### Direction
Gather up every line that includes the string "establece".

Stored records
= = =

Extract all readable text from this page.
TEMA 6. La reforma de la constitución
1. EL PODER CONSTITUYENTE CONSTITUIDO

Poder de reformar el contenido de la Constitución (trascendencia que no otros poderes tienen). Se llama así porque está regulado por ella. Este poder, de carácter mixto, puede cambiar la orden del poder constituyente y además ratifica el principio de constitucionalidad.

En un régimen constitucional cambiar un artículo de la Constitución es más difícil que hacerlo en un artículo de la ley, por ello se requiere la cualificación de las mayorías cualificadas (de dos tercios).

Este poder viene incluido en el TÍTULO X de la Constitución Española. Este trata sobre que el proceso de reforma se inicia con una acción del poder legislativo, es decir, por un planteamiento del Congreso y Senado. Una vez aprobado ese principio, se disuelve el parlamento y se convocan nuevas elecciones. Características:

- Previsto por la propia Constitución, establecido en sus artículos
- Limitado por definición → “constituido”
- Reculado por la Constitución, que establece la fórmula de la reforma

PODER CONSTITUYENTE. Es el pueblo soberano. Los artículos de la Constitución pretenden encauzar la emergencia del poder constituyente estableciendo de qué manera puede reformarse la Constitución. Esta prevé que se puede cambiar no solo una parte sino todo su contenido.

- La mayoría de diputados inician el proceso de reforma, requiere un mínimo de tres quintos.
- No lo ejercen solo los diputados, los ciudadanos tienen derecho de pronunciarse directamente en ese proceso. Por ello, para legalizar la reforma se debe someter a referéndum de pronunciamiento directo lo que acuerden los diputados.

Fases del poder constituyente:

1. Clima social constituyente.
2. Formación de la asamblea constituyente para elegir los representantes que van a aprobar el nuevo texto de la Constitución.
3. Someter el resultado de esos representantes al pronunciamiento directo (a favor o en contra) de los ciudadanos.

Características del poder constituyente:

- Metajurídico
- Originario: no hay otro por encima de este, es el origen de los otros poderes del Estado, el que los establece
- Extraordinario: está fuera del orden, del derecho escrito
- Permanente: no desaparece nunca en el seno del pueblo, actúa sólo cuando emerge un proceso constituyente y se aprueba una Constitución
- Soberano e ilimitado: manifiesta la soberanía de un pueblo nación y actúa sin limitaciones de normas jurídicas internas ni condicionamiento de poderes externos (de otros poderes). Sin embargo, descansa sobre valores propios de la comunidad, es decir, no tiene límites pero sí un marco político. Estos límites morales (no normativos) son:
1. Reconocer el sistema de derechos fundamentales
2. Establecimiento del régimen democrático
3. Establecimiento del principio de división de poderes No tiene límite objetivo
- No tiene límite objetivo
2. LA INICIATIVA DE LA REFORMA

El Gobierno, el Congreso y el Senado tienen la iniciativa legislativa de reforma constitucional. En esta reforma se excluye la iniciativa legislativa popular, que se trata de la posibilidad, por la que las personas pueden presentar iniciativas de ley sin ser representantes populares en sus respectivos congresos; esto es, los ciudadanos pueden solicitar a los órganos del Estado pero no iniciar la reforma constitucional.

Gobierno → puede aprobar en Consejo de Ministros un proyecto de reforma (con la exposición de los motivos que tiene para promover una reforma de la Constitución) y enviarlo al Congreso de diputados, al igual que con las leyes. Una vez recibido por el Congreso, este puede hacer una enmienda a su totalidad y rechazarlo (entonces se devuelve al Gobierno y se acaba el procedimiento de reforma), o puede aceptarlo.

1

= = =

### Problem solution
- Reculado por la Constitución, que establece la fórmula de la reforma
- Originario: no hay otro por encima de este, es el origen de los otros poderes del Estado, el que los establece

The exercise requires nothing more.